REQUIRED WORK ::
• A. Summarize the passage about Sider's notion of structure in two sentences.
• B. Translate this sentence from the passage about Sider's notion of structure into French: "Even so, I have a fundamentally different conception of metaphysics from his."

DOCUMENT SEGMENT ::
□ □ □ □

There is a huge amount in Sider’s acute and brilliant discussion of these issues that I admire. There is much indeed with which I agree. Even so, I have a fundamentally different conception of metaphysics from his. And to the extent that I have any sympathy at all for his notion of structure, then I am in fact strongly inclined to get things – as Sider would see it – that badly wrong, and in just the way I have described. Admittedly, this is just autobiography. What is required at this point is argument. But the very fact that what is required at this point is argument is part of my reason for seeing things so differently from Sider. For it seems to me that what is required isn’t just argument, but metaphysical argument, indeed metaphysical argument from a point of evaluative engagement with the issues, including the issue of the status of just such evaluation. It is striking and significant that all Sider himself offers at this point is autobiography. Lots of it. Here is a sample:

Speaking just for myself, [subjectivism about structure] is incredible.

□ □ □ □

Data records
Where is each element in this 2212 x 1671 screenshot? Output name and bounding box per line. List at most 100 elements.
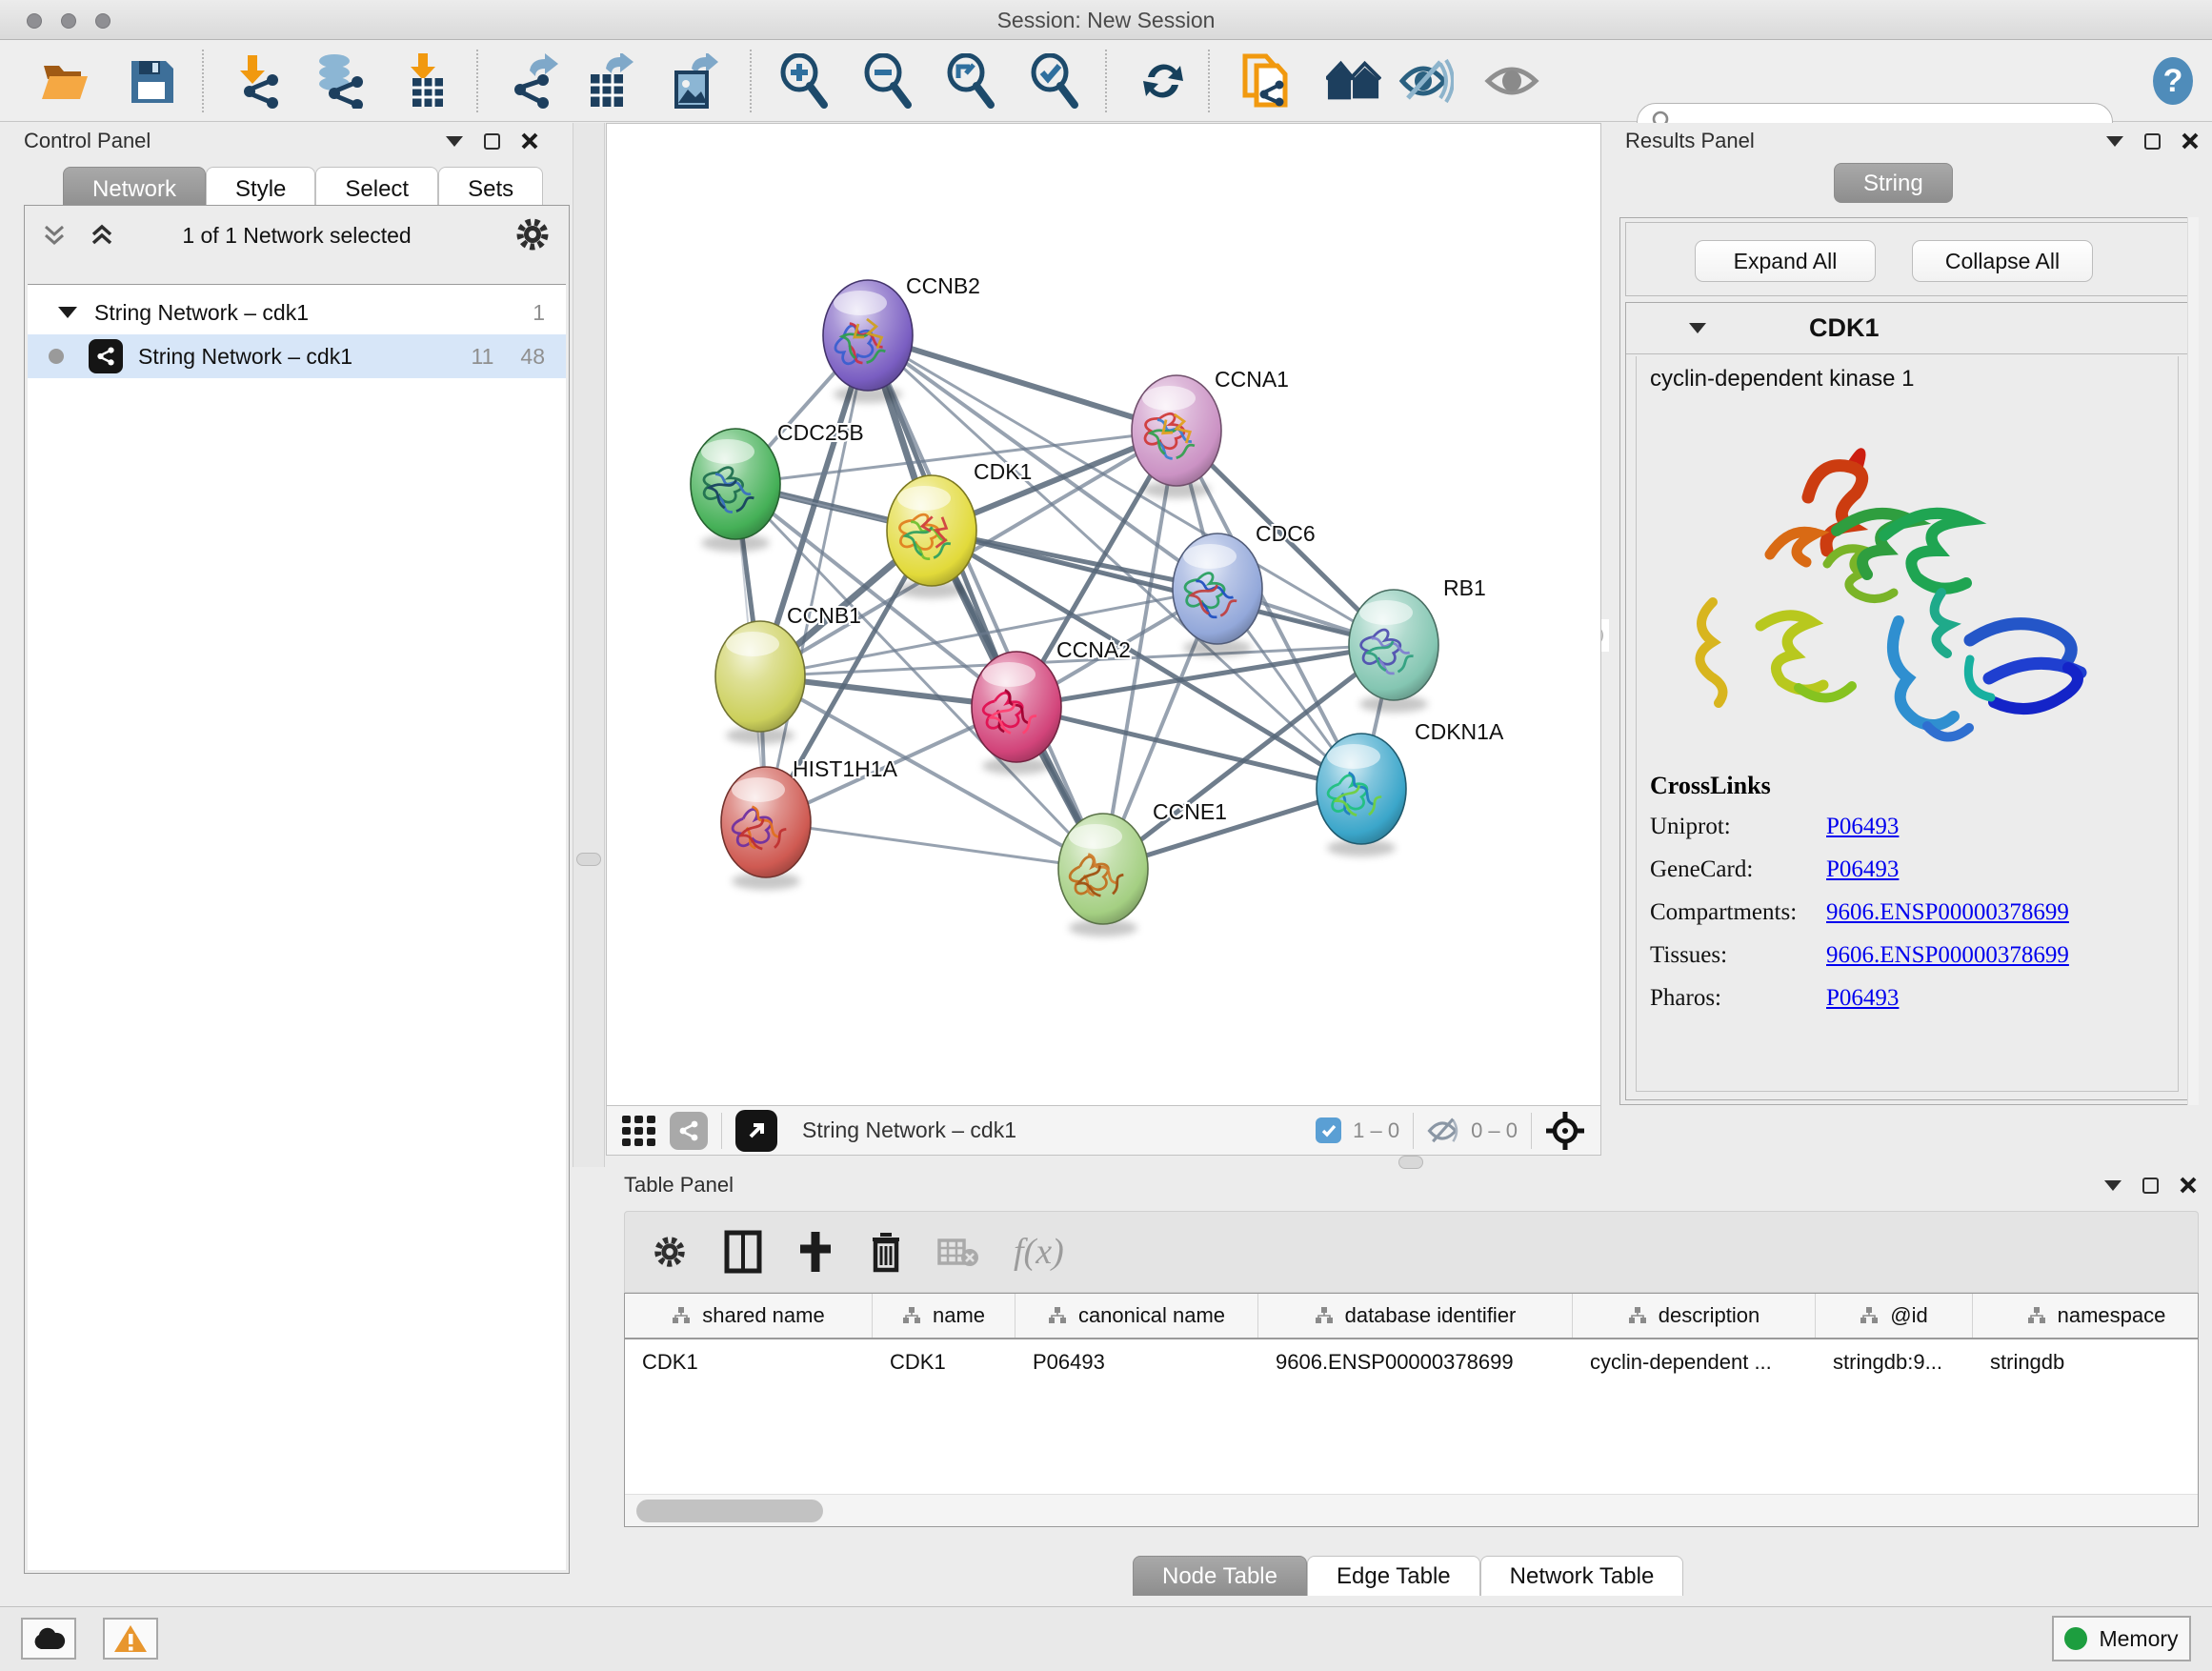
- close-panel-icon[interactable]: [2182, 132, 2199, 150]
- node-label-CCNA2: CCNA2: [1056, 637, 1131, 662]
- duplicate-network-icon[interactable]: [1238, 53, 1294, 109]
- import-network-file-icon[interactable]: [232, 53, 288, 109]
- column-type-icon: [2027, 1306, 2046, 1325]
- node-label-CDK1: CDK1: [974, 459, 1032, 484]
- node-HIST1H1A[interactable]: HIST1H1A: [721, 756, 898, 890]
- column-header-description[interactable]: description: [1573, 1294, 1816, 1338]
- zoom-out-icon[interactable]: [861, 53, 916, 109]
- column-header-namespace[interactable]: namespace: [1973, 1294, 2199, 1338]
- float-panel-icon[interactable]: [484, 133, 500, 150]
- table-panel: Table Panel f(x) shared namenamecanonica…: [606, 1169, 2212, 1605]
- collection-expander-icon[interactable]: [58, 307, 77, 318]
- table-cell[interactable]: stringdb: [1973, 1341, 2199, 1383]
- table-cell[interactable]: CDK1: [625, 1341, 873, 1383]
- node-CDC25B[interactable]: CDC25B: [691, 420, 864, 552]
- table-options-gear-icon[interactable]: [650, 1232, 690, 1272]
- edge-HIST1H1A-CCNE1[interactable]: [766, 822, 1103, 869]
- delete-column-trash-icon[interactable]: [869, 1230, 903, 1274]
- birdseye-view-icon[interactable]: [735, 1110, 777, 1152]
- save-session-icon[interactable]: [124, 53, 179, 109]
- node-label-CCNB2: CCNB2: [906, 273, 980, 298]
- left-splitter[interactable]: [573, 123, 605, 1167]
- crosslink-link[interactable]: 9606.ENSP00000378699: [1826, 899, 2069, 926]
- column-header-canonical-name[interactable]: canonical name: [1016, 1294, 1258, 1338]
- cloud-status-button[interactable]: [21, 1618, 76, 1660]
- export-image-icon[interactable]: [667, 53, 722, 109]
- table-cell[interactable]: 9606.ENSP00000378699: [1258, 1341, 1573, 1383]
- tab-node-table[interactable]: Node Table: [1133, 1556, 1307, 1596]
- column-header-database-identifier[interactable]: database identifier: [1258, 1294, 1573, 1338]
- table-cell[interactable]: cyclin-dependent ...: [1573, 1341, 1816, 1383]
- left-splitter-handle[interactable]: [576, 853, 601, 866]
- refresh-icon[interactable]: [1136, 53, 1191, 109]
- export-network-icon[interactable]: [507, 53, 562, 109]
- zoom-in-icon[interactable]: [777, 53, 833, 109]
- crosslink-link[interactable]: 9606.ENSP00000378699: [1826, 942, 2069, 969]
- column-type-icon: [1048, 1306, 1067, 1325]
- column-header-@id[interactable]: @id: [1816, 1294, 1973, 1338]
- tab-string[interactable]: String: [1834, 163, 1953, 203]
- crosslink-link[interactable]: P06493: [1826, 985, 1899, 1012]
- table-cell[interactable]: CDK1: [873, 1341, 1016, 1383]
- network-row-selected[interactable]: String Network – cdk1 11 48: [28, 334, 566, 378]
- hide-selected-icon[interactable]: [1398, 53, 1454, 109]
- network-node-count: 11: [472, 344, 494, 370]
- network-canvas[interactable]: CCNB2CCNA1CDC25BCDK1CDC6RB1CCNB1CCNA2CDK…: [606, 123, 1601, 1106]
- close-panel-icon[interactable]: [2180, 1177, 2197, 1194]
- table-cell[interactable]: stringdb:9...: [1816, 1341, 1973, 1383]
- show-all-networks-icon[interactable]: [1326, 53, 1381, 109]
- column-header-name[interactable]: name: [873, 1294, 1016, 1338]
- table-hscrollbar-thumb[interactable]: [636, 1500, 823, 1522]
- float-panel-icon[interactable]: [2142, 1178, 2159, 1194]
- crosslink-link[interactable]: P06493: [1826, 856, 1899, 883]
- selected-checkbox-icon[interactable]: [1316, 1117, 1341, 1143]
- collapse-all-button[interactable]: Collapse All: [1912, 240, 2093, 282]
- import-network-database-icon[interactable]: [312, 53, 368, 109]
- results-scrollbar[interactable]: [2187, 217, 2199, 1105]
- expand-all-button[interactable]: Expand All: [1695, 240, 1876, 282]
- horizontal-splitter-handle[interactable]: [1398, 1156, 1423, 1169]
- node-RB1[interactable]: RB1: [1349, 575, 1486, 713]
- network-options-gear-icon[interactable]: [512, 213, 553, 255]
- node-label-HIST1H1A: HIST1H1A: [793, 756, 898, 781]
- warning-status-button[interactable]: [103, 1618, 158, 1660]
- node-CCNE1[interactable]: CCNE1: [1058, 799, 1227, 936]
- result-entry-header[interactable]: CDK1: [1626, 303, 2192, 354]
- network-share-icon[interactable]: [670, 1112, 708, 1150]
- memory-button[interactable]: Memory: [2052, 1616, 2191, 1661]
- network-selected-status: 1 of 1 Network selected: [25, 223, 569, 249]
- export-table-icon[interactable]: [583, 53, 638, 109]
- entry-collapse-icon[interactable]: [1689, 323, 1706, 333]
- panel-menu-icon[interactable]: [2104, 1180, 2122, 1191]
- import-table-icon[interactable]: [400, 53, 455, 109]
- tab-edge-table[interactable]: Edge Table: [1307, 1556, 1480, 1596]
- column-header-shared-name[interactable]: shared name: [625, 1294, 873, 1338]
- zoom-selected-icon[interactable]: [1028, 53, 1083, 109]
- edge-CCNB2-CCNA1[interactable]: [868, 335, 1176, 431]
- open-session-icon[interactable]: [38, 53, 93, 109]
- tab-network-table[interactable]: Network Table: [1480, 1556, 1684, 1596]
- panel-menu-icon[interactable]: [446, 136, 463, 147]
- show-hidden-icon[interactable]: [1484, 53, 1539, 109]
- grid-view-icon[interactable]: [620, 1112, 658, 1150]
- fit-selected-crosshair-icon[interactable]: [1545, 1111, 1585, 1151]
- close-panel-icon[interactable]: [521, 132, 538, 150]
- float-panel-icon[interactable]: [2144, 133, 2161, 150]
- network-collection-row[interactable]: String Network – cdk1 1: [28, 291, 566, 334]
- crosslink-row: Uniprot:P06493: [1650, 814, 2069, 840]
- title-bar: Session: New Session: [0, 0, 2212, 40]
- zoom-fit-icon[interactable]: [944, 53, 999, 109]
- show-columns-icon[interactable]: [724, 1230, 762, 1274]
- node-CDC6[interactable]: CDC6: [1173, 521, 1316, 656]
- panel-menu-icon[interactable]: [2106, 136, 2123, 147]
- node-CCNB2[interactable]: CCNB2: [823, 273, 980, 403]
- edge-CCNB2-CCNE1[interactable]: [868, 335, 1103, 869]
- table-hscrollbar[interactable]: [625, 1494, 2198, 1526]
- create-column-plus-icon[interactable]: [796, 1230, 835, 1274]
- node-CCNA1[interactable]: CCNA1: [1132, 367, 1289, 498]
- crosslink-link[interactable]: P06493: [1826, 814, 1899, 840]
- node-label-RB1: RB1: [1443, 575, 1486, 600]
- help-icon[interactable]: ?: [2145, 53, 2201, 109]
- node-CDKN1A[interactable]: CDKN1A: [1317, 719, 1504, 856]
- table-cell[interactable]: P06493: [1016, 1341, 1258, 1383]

□ □ □ □

IN RESPONSE ::
• A. The writer admires and agrees with much of Sider's discussion but holds a fundamentally different conception of metaphysics, and concedes that saying so is only autobiography. The writer holds that what is required is metaphysical argument from a point of evaluative engagement, and observes that Sider offers only autobiography at this point, such as calling subjectivism about structure incredible.

• B. Malgré tout, j'ai une conception de la métaphysique fondamentalement différente de la sienne.